Data in this exercise:
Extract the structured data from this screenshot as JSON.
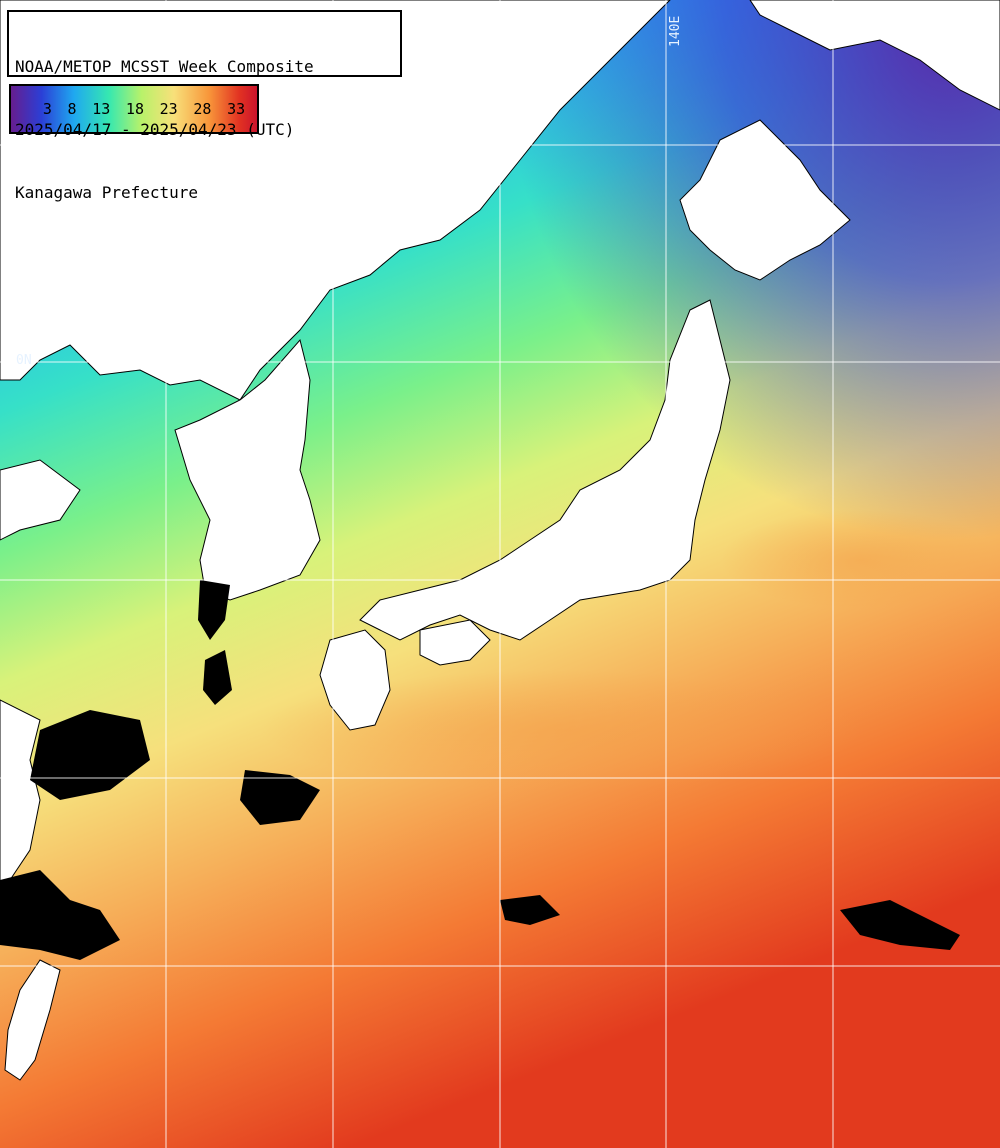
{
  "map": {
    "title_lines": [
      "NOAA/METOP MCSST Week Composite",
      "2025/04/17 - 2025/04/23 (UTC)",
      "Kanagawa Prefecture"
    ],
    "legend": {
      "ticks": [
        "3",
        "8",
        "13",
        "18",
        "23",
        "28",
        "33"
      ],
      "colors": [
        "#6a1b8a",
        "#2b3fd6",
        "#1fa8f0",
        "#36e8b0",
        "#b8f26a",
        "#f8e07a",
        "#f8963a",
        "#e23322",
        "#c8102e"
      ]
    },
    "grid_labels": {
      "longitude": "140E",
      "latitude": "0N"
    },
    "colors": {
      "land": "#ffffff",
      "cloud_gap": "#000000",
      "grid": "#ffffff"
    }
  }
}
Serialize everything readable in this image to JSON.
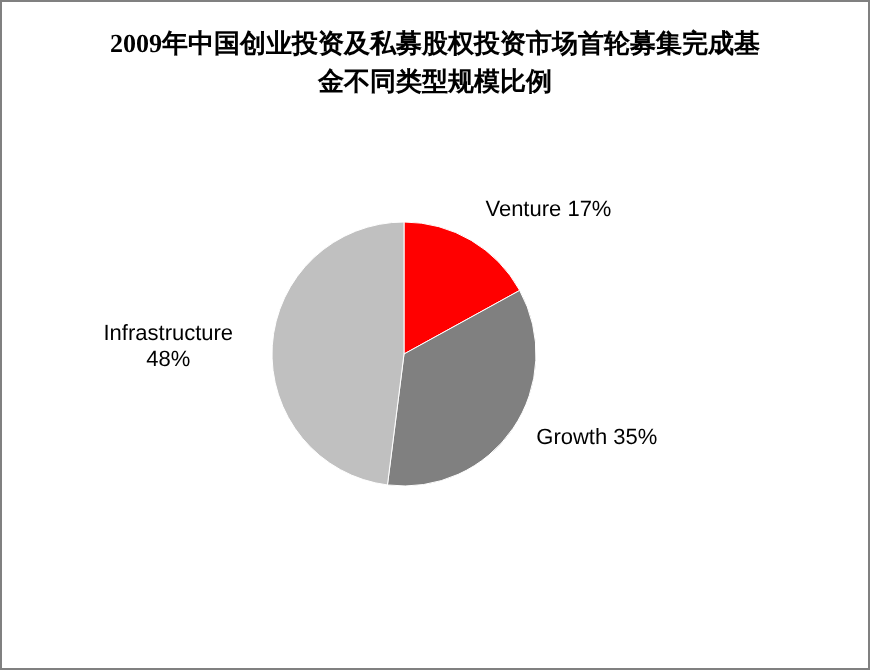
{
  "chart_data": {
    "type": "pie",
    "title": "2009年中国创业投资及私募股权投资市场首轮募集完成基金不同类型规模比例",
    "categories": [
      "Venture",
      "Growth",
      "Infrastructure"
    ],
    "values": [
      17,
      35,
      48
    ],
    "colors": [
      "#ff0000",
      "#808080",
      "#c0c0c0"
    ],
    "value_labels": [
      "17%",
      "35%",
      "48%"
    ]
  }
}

Problem requirements: Read the lines above. Gather those in which the string "JSON" is found.

Solution:
Extract the structured data from this screenshot as JSON.
Serialize everything readable in this image to JSON.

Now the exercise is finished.